▶ [Task to complete]: Copy out the whole listing exactly as written, leaving the pictures behind.

Start of Available data

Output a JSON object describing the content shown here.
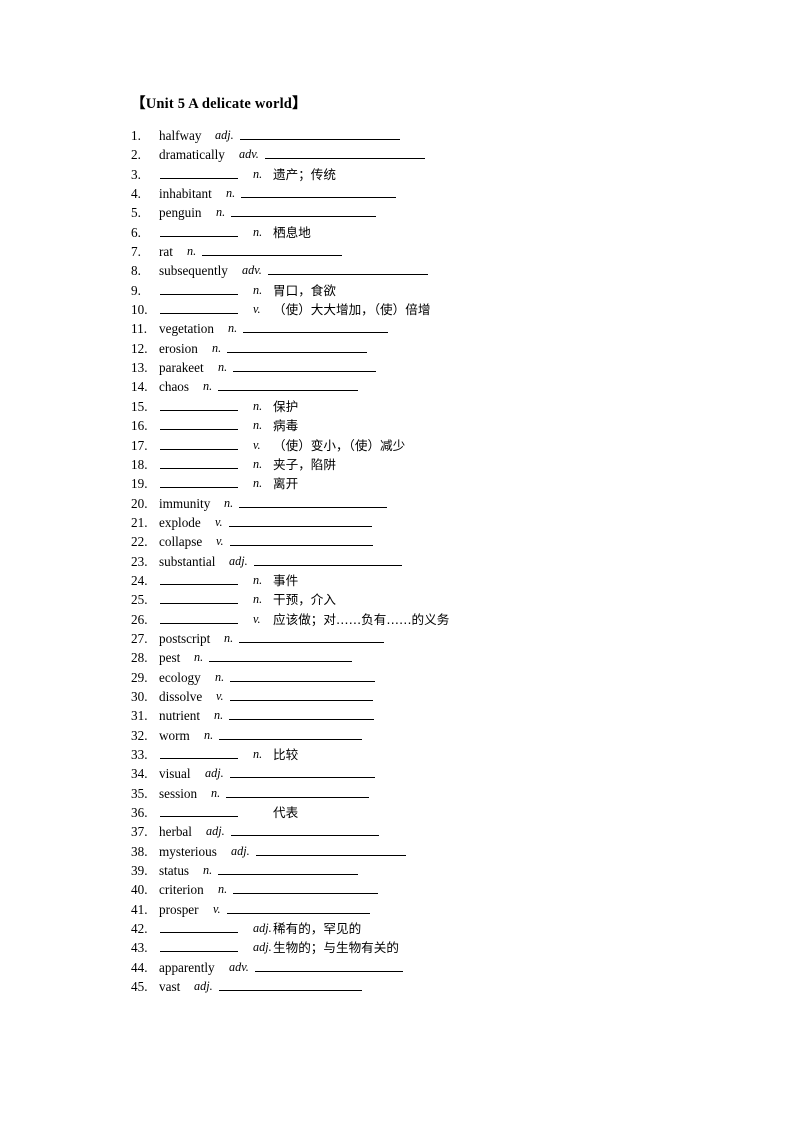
{
  "document": {
    "title": "【Unit 5 A delicate world】"
  },
  "rows": [
    {
      "num": "1.",
      "word": "halfway",
      "pos": "adj.",
      "def": "",
      "blank_len": 160
    },
    {
      "num": "2.",
      "word": "dramatically",
      "pos": "adv.",
      "def": "",
      "blank_len": 160
    },
    {
      "num": "3.",
      "word": "",
      "pos": "n.",
      "def": "遗产；传统",
      "blank_len": 0
    },
    {
      "num": "4.",
      "word": "inhabitant",
      "pos": "n.",
      "def": "",
      "blank_len": 155
    },
    {
      "num": "5.",
      "word": "penguin",
      "pos": "n.",
      "def": "",
      "blank_len": 145
    },
    {
      "num": "6.",
      "word": "",
      "pos": "n.",
      "def": "栖息地",
      "blank_len": 0
    },
    {
      "num": "7.",
      "word": "rat",
      "pos": "n.",
      "def": "",
      "blank_len": 140
    },
    {
      "num": "8.",
      "word": "subsequently",
      "pos": "adv.",
      "def": "",
      "blank_len": 160
    },
    {
      "num": "9.",
      "word": "",
      "pos": "n.",
      "def": "胃口，食欲",
      "blank_len": 0
    },
    {
      "num": "10.",
      "word": "",
      "pos": "v.",
      "def": "（使）大大增加，（使）倍增",
      "blank_len": 0
    },
    {
      "num": "11.",
      "word": "vegetation",
      "pos": "n.",
      "def": "",
      "blank_len": 145
    },
    {
      "num": "12.",
      "word": "erosion",
      "pos": "n.",
      "def": "",
      "blank_len": 140
    },
    {
      "num": "13.",
      "word": "parakeet",
      "pos": "n.",
      "def": "",
      "blank_len": 143
    },
    {
      "num": "14.",
      "word": "chaos",
      "pos": "n.",
      "def": "",
      "blank_len": 140
    },
    {
      "num": "15.",
      "word": "",
      "pos": "n.",
      "def": "保护",
      "blank_len": 0
    },
    {
      "num": "16.",
      "word": "",
      "pos": "n.",
      "def": "病毒",
      "blank_len": 0
    },
    {
      "num": "17.",
      "word": "",
      "pos": "v.",
      "def": "（使）变小，（使）减少",
      "blank_len": 0
    },
    {
      "num": "18.",
      "word": "",
      "pos": "n.",
      "def": "夹子，陷阱",
      "blank_len": 0
    },
    {
      "num": "19.",
      "word": "",
      "pos": "n.",
      "def": "离开",
      "blank_len": 0
    },
    {
      "num": "20.",
      "word": "immunity",
      "pos": "n.",
      "def": "",
      "blank_len": 148
    },
    {
      "num": "21.",
      "word": "explode",
      "pos": "v.",
      "def": "",
      "blank_len": 143
    },
    {
      "num": "22.",
      "word": "collapse",
      "pos": "v.",
      "def": "",
      "blank_len": 143
    },
    {
      "num": "23.",
      "word": "substantial",
      "pos": "adj.",
      "def": "",
      "blank_len": 148
    },
    {
      "num": "24.",
      "word": "",
      "pos": "n.",
      "def": "事件",
      "blank_len": 0
    },
    {
      "num": "25.",
      "word": "",
      "pos": "n.",
      "def": "干预，介入",
      "blank_len": 0
    },
    {
      "num": "26.",
      "word": "",
      "pos": "v.",
      "def": "应该做；对……负有……的义务",
      "blank_len": 0
    },
    {
      "num": "27.",
      "word": "postscript",
      "pos": "n.",
      "def": "",
      "blank_len": 145
    },
    {
      "num": "28.",
      "word": "pest",
      "pos": "n.",
      "def": "",
      "blank_len": 143
    },
    {
      "num": "29.",
      "word": "ecology",
      "pos": "n.",
      "def": "",
      "blank_len": 145
    },
    {
      "num": "30.",
      "word": "dissolve",
      "pos": "v.",
      "def": "",
      "blank_len": 143
    },
    {
      "num": "31.",
      "word": "nutrient",
      "pos": "n.",
      "def": "",
      "blank_len": 145
    },
    {
      "num": "32.",
      "word": "worm",
      "pos": "n.",
      "def": "",
      "blank_len": 143
    },
    {
      "num": "33.",
      "word": "",
      "pos": "n.",
      "def": "比较",
      "blank_len": 0
    },
    {
      "num": "34.",
      "word": "visual",
      "pos": "adj.",
      "def": "",
      "blank_len": 145
    },
    {
      "num": "35.",
      "word": "session",
      "pos": "n.",
      "def": "",
      "blank_len": 143
    },
    {
      "num": "36.",
      "word": "",
      "pos": "",
      "def": "代表",
      "blank_len": 0
    },
    {
      "num": "37.",
      "word": "herbal",
      "pos": "adj.",
      "def": "",
      "blank_len": 148
    },
    {
      "num": "38.",
      "word": "mysterious",
      "pos": "adj.",
      "def": "",
      "blank_len": 150
    },
    {
      "num": "39.",
      "word": "status",
      "pos": "n.",
      "def": "",
      "blank_len": 140
    },
    {
      "num": "40.",
      "word": "criterion",
      "pos": "n.",
      "def": "",
      "blank_len": 145
    },
    {
      "num": "41.",
      "word": "prosper",
      "pos": "v.",
      "def": "",
      "blank_len": 143
    },
    {
      "num": "42.",
      "word": "",
      "pos": "adj.",
      "def": "稀有的，罕见的",
      "blank_len": 0
    },
    {
      "num": "43.",
      "word": "",
      "pos": "adj.",
      "def": "生物的；与生物有关的",
      "blank_len": 0
    },
    {
      "num": "44.",
      "word": "apparently",
      "pos": "adv.",
      "def": "",
      "blank_len": 148
    },
    {
      "num": "45.",
      "word": "vast",
      "pos": "adj.",
      "def": "",
      "blank_len": 143
    }
  ]
}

End of Available data

▶ [Result]:
Output a JSON object describing the content shown here.
{
  "document": {
    "title": "【Unit 5 A delicate world】"
  },
  "rows": [
    {
      "num": "1.",
      "word": "halfway",
      "pos": "adj.",
      "def": "",
      "blank_len": 160
    },
    {
      "num": "2.",
      "word": "dramatically",
      "pos": "adv.",
      "def": "",
      "blank_len": 160
    },
    {
      "num": "3.",
      "word": "",
      "pos": "n.",
      "def": "遗产；传统",
      "blank_len": 0
    },
    {
      "num": "4.",
      "word": "inhabitant",
      "pos": "n.",
      "def": "",
      "blank_len": 155
    },
    {
      "num": "5.",
      "word": "penguin",
      "pos": "n.",
      "def": "",
      "blank_len": 145
    },
    {
      "num": "6.",
      "word": "",
      "pos": "n.",
      "def": "栖息地",
      "blank_len": 0
    },
    {
      "num": "7.",
      "word": "rat",
      "pos": "n.",
      "def": "",
      "blank_len": 140
    },
    {
      "num": "8.",
      "word": "subsequently",
      "pos": "adv.",
      "def": "",
      "blank_len": 160
    },
    {
      "num": "9.",
      "word": "",
      "pos": "n.",
      "def": "胃口，食欲",
      "blank_len": 0
    },
    {
      "num": "10.",
      "word": "",
      "pos": "v.",
      "def": "（使）大大增加，（使）倍增",
      "blank_len": 0
    },
    {
      "num": "11.",
      "word": "vegetation",
      "pos": "n.",
      "def": "",
      "blank_len": 145
    },
    {
      "num": "12.",
      "word": "erosion",
      "pos": "n.",
      "def": "",
      "blank_len": 140
    },
    {
      "num": "13.",
      "word": "parakeet",
      "pos": "n.",
      "def": "",
      "blank_len": 143
    },
    {
      "num": "14.",
      "word": "chaos",
      "pos": "n.",
      "def": "",
      "blank_len": 140
    },
    {
      "num": "15.",
      "word": "",
      "pos": "n.",
      "def": "保护",
      "blank_len": 0
    },
    {
      "num": "16.",
      "word": "",
      "pos": "n.",
      "def": "病毒",
      "blank_len": 0
    },
    {
      "num": "17.",
      "word": "",
      "pos": "v.",
      "def": "（使）变小，（使）减少",
      "blank_len": 0
    },
    {
      "num": "18.",
      "word": "",
      "pos": "n.",
      "def": "夹子，陷阱",
      "blank_len": 0
    },
    {
      "num": "19.",
      "word": "",
      "pos": "n.",
      "def": "离开",
      "blank_len": 0
    },
    {
      "num": "20.",
      "word": "immunity",
      "pos": "n.",
      "def": "",
      "blank_len": 148
    },
    {
      "num": "21.",
      "word": "explode",
      "pos": "v.",
      "def": "",
      "blank_len": 143
    },
    {
      "num": "22.",
      "word": "collapse",
      "pos": "v.",
      "def": "",
      "blank_len": 143
    },
    {
      "num": "23.",
      "word": "substantial",
      "pos": "adj.",
      "def": "",
      "blank_len": 148
    },
    {
      "num": "24.",
      "word": "",
      "pos": "n.",
      "def": "事件",
      "blank_len": 0
    },
    {
      "num": "25.",
      "word": "",
      "pos": "n.",
      "def": "干预，介入",
      "blank_len": 0
    },
    {
      "num": "26.",
      "word": "",
      "pos": "v.",
      "def": "应该做；对……负有……的义务",
      "blank_len": 0
    },
    {
      "num": "27.",
      "word": "postscript",
      "pos": "n.",
      "def": "",
      "blank_len": 145
    },
    {
      "num": "28.",
      "word": "pest",
      "pos": "n.",
      "def": "",
      "blank_len": 143
    },
    {
      "num": "29.",
      "word": "ecology",
      "pos": "n.",
      "def": "",
      "blank_len": 145
    },
    {
      "num": "30.",
      "word": "dissolve",
      "pos": "v.",
      "def": "",
      "blank_len": 143
    },
    {
      "num": "31.",
      "word": "nutrient",
      "pos": "n.",
      "def": "",
      "blank_len": 145
    },
    {
      "num": "32.",
      "word": "worm",
      "pos": "n.",
      "def": "",
      "blank_len": 143
    },
    {
      "num": "33.",
      "word": "",
      "pos": "n.",
      "def": "比较",
      "blank_len": 0
    },
    {
      "num": "34.",
      "word": "visual",
      "pos": "adj.",
      "def": "",
      "blank_len": 145
    },
    {
      "num": "35.",
      "word": "session",
      "pos": "n.",
      "def": "",
      "blank_len": 143
    },
    {
      "num": "36.",
      "word": "",
      "pos": "",
      "def": "代表",
      "blank_len": 0
    },
    {
      "num": "37.",
      "word": "herbal",
      "pos": "adj.",
      "def": "",
      "blank_len": 148
    },
    {
      "num": "38.",
      "word": "mysterious",
      "pos": "adj.",
      "def": "",
      "blank_len": 150
    },
    {
      "num": "39.",
      "word": "status",
      "pos": "n.",
      "def": "",
      "blank_len": 140
    },
    {
      "num": "40.",
      "word": "criterion",
      "pos": "n.",
      "def": "",
      "blank_len": 145
    },
    {
      "num": "41.",
      "word": "prosper",
      "pos": "v.",
      "def": "",
      "blank_len": 143
    },
    {
      "num": "42.",
      "word": "",
      "pos": "adj.",
      "def": "稀有的，罕见的",
      "blank_len": 0
    },
    {
      "num": "43.",
      "word": "",
      "pos": "adj.",
      "def": "生物的；与生物有关的",
      "blank_len": 0
    },
    {
      "num": "44.",
      "word": "apparently",
      "pos": "adv.",
      "def": "",
      "blank_len": 148
    },
    {
      "num": "45.",
      "word": "vast",
      "pos": "adj.",
      "def": "",
      "blank_len": 143
    }
  ]
}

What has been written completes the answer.